Data provided:

........

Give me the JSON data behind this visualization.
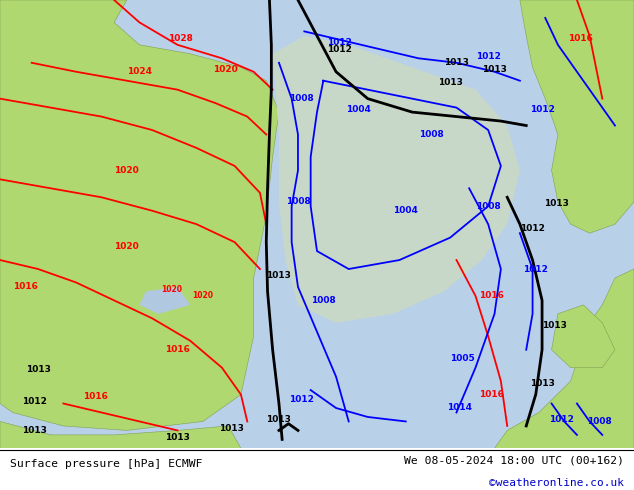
{
  "title_left": "Surface pressure [hPa] ECMWF",
  "title_right": "We 08-05-2024 18:00 UTC (00+162)",
  "watermark": "©weatheronline.co.uk",
  "footer_bg": "#ffffff",
  "map_sea_color": "#b8d0e8",
  "map_land_green": "#b0d870",
  "watermark_color": "#0000cc",
  "figsize": [
    6.34,
    4.9
  ]
}
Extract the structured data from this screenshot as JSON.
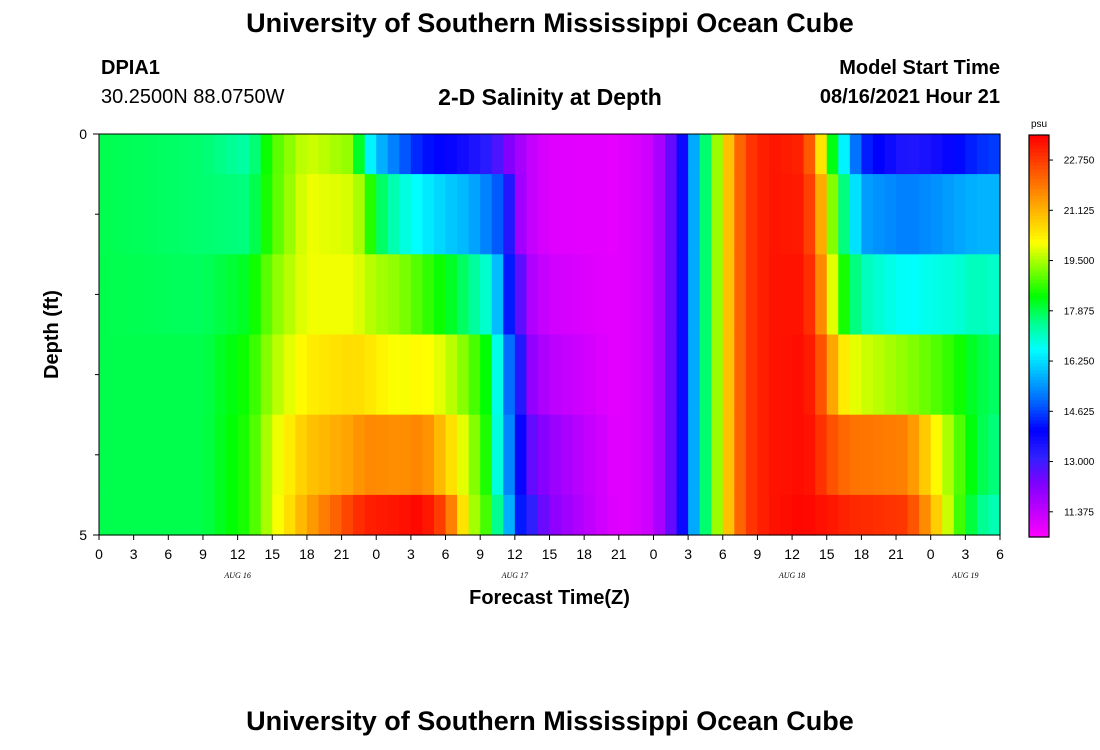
{
  "header": {
    "title": "University of Southern Mississippi Ocean Cube",
    "station_id": "DPIA1",
    "station_coords": "30.2500N  88.0750W",
    "subtitle": "2-D Salinity at Depth",
    "model_start_label": "Model Start Time",
    "model_start_value": "08/16/2021 Hour 21"
  },
  "footer": {
    "title": "University of Southern Mississippi Ocean Cube"
  },
  "chart_data": {
    "type": "heatmap",
    "title": "2-D Salinity at Depth",
    "xlabel": "Forecast Time(Z)",
    "ylabel": "Depth (ft)",
    "x_range_hours": [
      0,
      78
    ],
    "x_step_hours": 3,
    "x_tick_labels": [
      "0",
      "3",
      "6",
      "9",
      "12",
      "15",
      "18",
      "21",
      "0",
      "3",
      "6",
      "9",
      "12",
      "15",
      "18",
      "21",
      "0",
      "3",
      "6",
      "9",
      "12",
      "15",
      "18",
      "21",
      "0",
      "3",
      "6"
    ],
    "day_labels": [
      {
        "label": "AUG 16",
        "hour": 12
      },
      {
        "label": "AUG 17",
        "hour": 36
      },
      {
        "label": "AUG 18",
        "hour": 60
      },
      {
        "label": "AUG 19",
        "hour": 75
      }
    ],
    "y_range": [
      0,
      5
    ],
    "y_tick_labels": [
      {
        "value": 0,
        "label": "0"
      },
      {
        "value": 5,
        "label": "5"
      }
    ],
    "y_minor_ticks": [
      1,
      2,
      3,
      4
    ],
    "depth_levels": [
      0.25,
      1,
      2,
      3,
      4,
      4.75
    ],
    "colorbar": {
      "unit": "psu",
      "range": [
        10.56,
        23.56
      ],
      "colors": [
        "#ff00ff",
        "#c000ff",
        "#8000ff",
        "#3020ff",
        "#0000ff",
        "#0060ff",
        "#00b0ff",
        "#00ffff",
        "#00ff90",
        "#00ff00",
        "#80ff00",
        "#ffff00",
        "#ffc000",
        "#ff8000",
        "#ff4000",
        "#ff0000"
      ],
      "tick_labels": [
        "11.375",
        "13.000",
        "14.625",
        "16.250",
        "17.875",
        "19.500",
        "21.125",
        "22.750"
      ]
    },
    "control_points": [
      {
        "t": 0,
        "values": [
          17.9,
          17.9,
          17.9,
          17.9,
          17.9,
          17.9
        ]
      },
      {
        "t": 9,
        "values": [
          17.7,
          17.7,
          17.8,
          17.9,
          17.9,
          17.9
        ]
      },
      {
        "t": 13,
        "values": [
          17.3,
          17.6,
          18.2,
          18.5,
          18.6,
          18.6
        ]
      },
      {
        "t": 15,
        "values": [
          18.8,
          18.8,
          19.2,
          19.5,
          19.8,
          19.8
        ]
      },
      {
        "t": 18,
        "values": [
          19.8,
          20.0,
          20.0,
          20.3,
          20.9,
          21.3
        ]
      },
      {
        "t": 22,
        "values": [
          19.3,
          19.8,
          20.0,
          20.6,
          21.4,
          22.8
        ]
      },
      {
        "t": 23,
        "values": [
          17.0,
          19.2,
          19.7,
          20.5,
          21.7,
          23.1
        ]
      },
      {
        "t": 24,
        "values": [
          16.0,
          18.0,
          19.5,
          20.3,
          21.7,
          23.2
        ]
      },
      {
        "t": 26,
        "values": [
          15.0,
          17.0,
          19.3,
          20.0,
          21.6,
          23.3
        ]
      },
      {
        "t": 28,
        "values": [
          14.2,
          16.5,
          18.8,
          20.2,
          21.8,
          23.5
        ]
      },
      {
        "t": 30,
        "values": [
          14.0,
          16.1,
          18.3,
          19.8,
          20.8,
          22.5
        ]
      },
      {
        "t": 32,
        "values": [
          13.6,
          15.8,
          17.6,
          19.1,
          19.6,
          19.8
        ]
      },
      {
        "t": 34,
        "values": [
          13.2,
          15.1,
          16.8,
          18.1,
          18.2,
          18.5
        ]
      },
      {
        "t": 35,
        "values": [
          12.5,
          14.6,
          15.0,
          15.5,
          15.6,
          16.5
        ]
      },
      {
        "t": 36,
        "values": [
          12.0,
          12.2,
          13.5,
          14.6,
          15.0,
          15.0
        ]
      },
      {
        "t": 37,
        "values": [
          11.5,
          11.5,
          11.8,
          12.2,
          12.8,
          13.5
        ]
      },
      {
        "t": 39,
        "values": [
          11.0,
          11.0,
          11.2,
          11.5,
          12.0,
          12.2
        ]
      },
      {
        "t": 45,
        "values": [
          10.9,
          10.9,
          10.9,
          10.9,
          10.9,
          10.9
        ]
      },
      {
        "t": 48,
        "values": [
          11.3,
          11.3,
          11.3,
          11.3,
          11.3,
          11.3
        ]
      },
      {
        "t": 50,
        "values": [
          13.0,
          13.0,
          13.0,
          13.0,
          13.0,
          13.0
        ]
      },
      {
        "t": 51,
        "values": [
          14.6,
          14.6,
          14.6,
          14.6,
          14.6,
          14.6
        ]
      },
      {
        "t": 52,
        "values": [
          16.8,
          16.8,
          16.8,
          16.8,
          16.8,
          16.8
        ]
      },
      {
        "t": 53,
        "values": [
          18.6,
          18.6,
          18.6,
          18.6,
          18.6,
          18.6
        ]
      },
      {
        "t": 54,
        "values": [
          20.2,
          20.2,
          20.2,
          20.2,
          20.2,
          20.2
        ]
      },
      {
        "t": 55,
        "values": [
          21.7,
          21.7,
          21.7,
          21.7,
          21.7,
          21.7
        ]
      },
      {
        "t": 56,
        "values": [
          22.7,
          22.7,
          22.7,
          22.7,
          22.7,
          22.7
        ]
      },
      {
        "t": 58,
        "values": [
          23.3,
          23.3,
          23.3,
          23.3,
          23.3,
          23.3
        ]
      },
      {
        "t": 61,
        "values": [
          23.1,
          23.2,
          23.3,
          23.4,
          23.4,
          23.5
        ]
      },
      {
        "t": 62,
        "values": [
          21.6,
          22.2,
          22.6,
          23.0,
          23.2,
          23.4
        ]
      },
      {
        "t": 63,
        "values": [
          19.3,
          20.3,
          20.8,
          21.9,
          22.6,
          23.3
        ]
      },
      {
        "t": 64,
        "values": [
          17.2,
          18.2,
          19.0,
          20.7,
          22.3,
          23.2
        ]
      },
      {
        "t": 65,
        "values": [
          15.8,
          17.0,
          18.0,
          20.0,
          22.0,
          23.0
        ]
      },
      {
        "t": 66,
        "values": [
          14.4,
          15.6,
          17.2,
          19.8,
          22.0,
          23.0
        ]
      },
      {
        "t": 70,
        "values": [
          13.4,
          15.2,
          16.6,
          19.3,
          21.8,
          22.8
        ]
      },
      {
        "t": 72,
        "values": [
          13.6,
          15.4,
          16.8,
          19.0,
          20.5,
          21.3
        ]
      },
      {
        "t": 74,
        "values": [
          14.0,
          15.6,
          16.9,
          18.6,
          19.2,
          19.2
        ]
      },
      {
        "t": 76,
        "values": [
          14.4,
          15.8,
          17.2,
          18.0,
          18.0,
          17.6
        ]
      },
      {
        "t": 78,
        "values": [
          14.6,
          15.8,
          17.0,
          17.7,
          17.5,
          17.1
        ]
      }
    ]
  }
}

........

What to do: Read through the data and copy every line where "University" shows up.

Written response:
    "title": "University of Southern Mississippi Ocean Cube",
    "title": "University of Southern Mississippi Ocean Cube"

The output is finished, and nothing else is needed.